— start —

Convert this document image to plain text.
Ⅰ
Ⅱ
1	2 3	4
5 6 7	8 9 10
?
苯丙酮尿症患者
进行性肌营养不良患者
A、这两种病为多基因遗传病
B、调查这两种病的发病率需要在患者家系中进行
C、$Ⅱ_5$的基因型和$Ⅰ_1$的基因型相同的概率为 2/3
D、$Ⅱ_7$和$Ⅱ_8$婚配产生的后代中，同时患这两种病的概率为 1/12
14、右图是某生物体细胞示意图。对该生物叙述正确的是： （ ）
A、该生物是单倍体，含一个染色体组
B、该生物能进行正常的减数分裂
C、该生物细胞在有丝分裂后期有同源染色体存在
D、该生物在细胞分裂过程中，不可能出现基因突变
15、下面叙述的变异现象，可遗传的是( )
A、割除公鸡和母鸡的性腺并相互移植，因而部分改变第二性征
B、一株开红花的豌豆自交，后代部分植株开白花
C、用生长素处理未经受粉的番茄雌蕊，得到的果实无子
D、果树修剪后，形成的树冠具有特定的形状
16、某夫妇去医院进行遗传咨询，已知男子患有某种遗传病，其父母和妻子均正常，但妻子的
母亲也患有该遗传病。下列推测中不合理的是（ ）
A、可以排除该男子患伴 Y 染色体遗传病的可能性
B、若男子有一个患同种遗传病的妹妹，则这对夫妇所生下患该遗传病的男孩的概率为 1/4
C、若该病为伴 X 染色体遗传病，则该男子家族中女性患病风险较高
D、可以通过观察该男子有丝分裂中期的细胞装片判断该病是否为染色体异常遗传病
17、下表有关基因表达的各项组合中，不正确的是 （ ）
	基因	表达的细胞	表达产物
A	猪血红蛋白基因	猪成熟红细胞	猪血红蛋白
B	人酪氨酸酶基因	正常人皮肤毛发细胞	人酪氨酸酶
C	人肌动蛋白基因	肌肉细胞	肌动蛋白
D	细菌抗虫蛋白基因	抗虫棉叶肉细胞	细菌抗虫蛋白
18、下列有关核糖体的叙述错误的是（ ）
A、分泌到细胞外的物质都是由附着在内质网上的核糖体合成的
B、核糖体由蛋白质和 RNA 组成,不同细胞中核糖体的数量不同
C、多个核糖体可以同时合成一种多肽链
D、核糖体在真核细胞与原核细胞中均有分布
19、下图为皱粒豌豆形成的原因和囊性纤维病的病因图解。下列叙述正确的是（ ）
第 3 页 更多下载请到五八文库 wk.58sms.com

— end —
— start —

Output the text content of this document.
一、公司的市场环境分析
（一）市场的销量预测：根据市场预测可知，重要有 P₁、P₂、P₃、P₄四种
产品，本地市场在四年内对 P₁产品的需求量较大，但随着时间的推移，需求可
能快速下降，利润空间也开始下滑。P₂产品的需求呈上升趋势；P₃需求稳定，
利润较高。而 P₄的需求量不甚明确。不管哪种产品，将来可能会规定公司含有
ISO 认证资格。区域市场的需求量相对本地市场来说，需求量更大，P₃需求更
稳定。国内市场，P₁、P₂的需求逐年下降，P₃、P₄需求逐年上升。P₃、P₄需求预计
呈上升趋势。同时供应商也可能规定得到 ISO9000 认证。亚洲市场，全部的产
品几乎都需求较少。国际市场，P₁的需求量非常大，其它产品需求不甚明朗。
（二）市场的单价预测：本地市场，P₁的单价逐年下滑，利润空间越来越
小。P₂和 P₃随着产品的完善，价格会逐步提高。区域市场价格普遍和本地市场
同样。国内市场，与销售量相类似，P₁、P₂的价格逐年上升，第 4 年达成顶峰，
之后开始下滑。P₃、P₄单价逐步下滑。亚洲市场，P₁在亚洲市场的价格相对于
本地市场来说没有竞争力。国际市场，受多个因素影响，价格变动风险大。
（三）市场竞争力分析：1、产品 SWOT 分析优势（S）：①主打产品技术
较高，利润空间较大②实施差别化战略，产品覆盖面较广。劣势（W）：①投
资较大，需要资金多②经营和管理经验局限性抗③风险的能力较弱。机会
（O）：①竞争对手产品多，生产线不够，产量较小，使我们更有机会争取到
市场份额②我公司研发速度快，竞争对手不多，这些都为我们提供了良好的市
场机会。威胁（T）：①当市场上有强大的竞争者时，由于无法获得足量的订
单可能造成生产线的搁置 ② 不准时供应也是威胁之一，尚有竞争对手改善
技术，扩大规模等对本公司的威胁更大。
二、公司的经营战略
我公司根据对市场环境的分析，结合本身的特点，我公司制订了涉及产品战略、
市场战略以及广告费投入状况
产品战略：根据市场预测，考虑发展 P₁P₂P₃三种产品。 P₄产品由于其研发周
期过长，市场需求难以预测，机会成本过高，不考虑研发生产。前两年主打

— end —
— start —

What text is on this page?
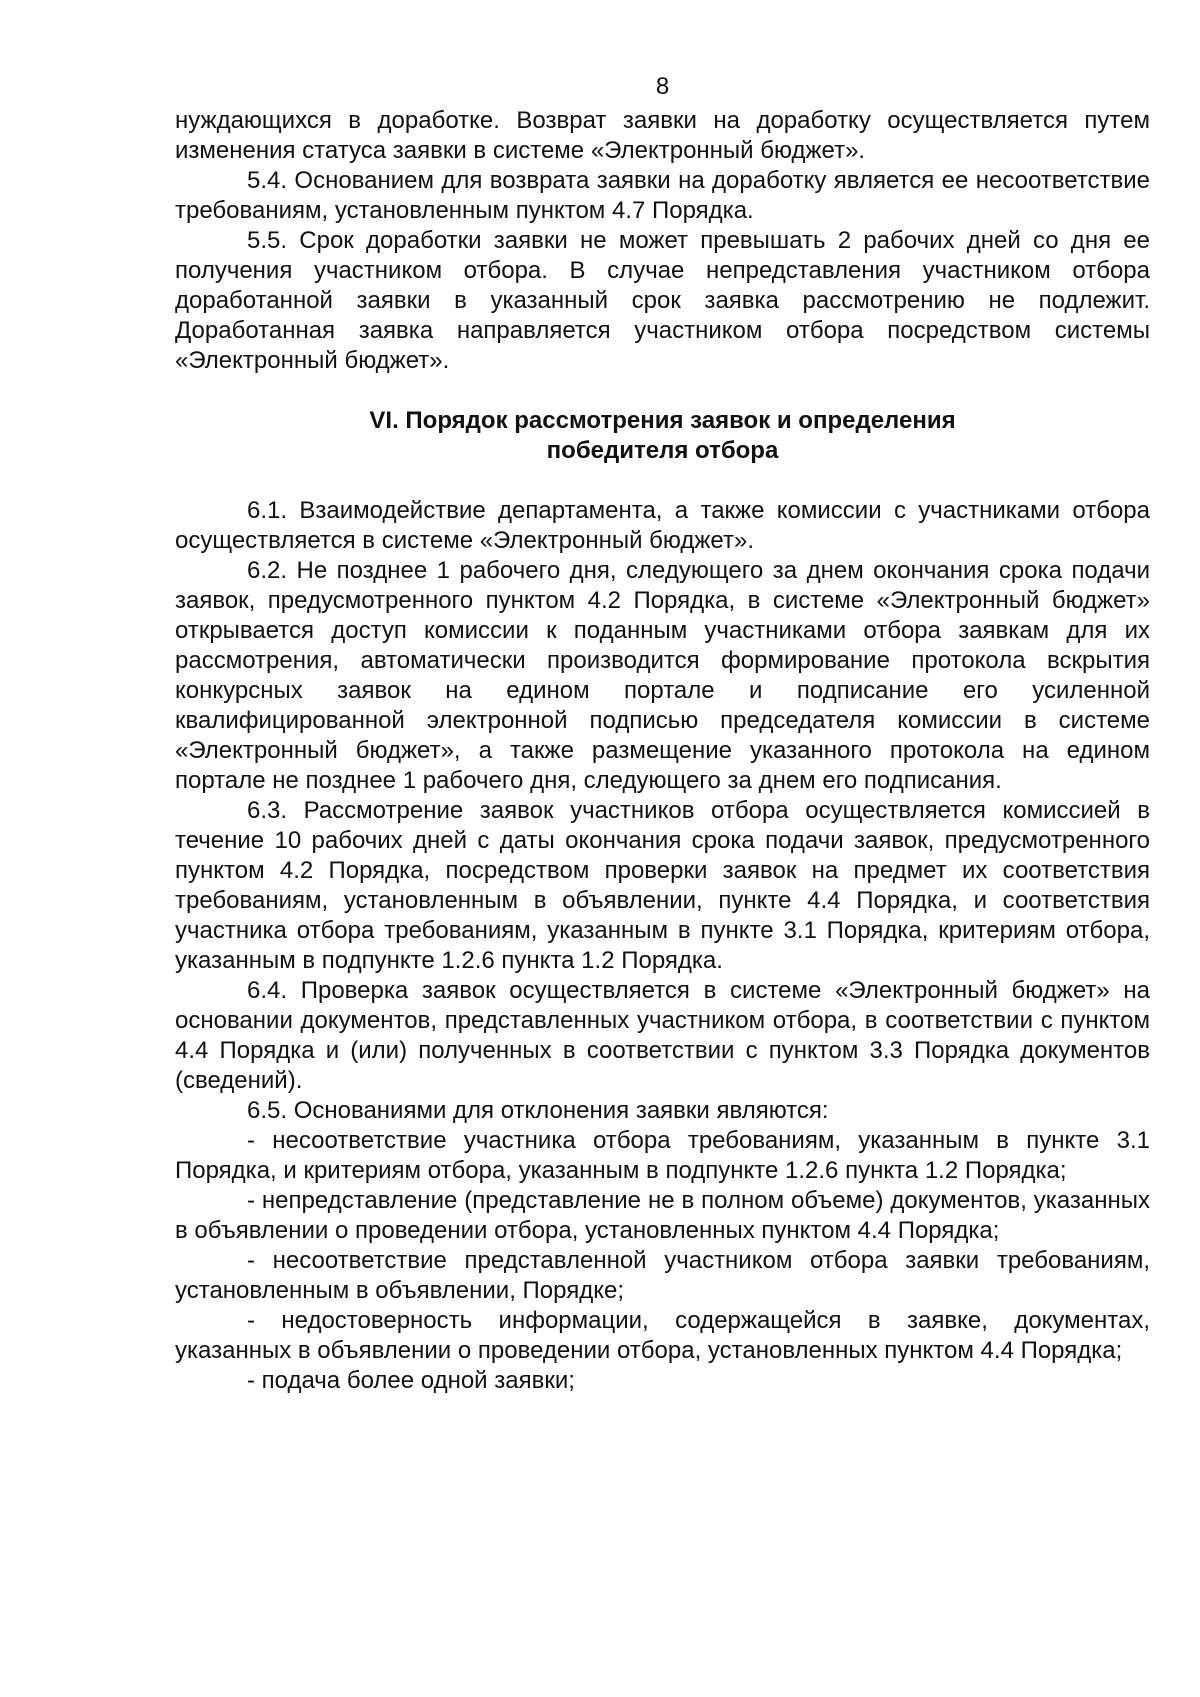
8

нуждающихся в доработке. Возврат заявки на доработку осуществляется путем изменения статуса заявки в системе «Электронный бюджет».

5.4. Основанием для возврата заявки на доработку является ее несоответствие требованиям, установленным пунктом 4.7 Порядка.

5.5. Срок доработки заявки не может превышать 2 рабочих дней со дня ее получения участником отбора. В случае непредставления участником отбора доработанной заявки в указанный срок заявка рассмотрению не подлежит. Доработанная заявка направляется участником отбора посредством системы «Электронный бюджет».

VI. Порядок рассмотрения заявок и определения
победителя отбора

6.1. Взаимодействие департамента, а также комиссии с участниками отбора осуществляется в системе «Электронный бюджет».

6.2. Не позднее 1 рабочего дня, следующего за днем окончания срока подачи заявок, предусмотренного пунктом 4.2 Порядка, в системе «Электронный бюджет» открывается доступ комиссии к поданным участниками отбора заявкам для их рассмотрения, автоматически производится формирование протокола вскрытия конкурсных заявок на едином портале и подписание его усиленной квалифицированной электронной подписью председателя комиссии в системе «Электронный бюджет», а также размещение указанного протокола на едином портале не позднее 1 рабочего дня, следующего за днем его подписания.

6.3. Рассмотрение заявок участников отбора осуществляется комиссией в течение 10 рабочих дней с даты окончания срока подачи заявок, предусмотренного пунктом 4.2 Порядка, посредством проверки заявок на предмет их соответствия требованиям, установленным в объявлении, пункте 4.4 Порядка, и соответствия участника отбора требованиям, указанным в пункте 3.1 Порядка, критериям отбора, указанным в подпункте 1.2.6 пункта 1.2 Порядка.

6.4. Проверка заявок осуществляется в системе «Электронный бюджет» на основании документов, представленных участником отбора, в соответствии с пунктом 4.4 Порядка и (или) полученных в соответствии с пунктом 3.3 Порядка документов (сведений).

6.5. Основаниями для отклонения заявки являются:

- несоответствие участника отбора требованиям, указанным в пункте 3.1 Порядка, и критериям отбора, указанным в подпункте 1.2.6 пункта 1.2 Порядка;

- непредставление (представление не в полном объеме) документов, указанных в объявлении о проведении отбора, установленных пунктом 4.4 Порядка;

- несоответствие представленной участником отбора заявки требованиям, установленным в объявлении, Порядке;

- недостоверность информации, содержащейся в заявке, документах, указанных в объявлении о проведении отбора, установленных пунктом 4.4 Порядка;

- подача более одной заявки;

— end —

## TASK TO CARRY OUT:
Pull every line containing "проведении" from the material above.

## FINISHED TASK:
- непредставление (представление не в полном объеме) документов, указанных в объявлении о проведении отбора, установленных пунктом 4.4 Порядка;
- недостоверность информации, содержащейся в заявке, документах, указанных в объявлении о проведении отбора, установленных пунктом 4.4 Порядка;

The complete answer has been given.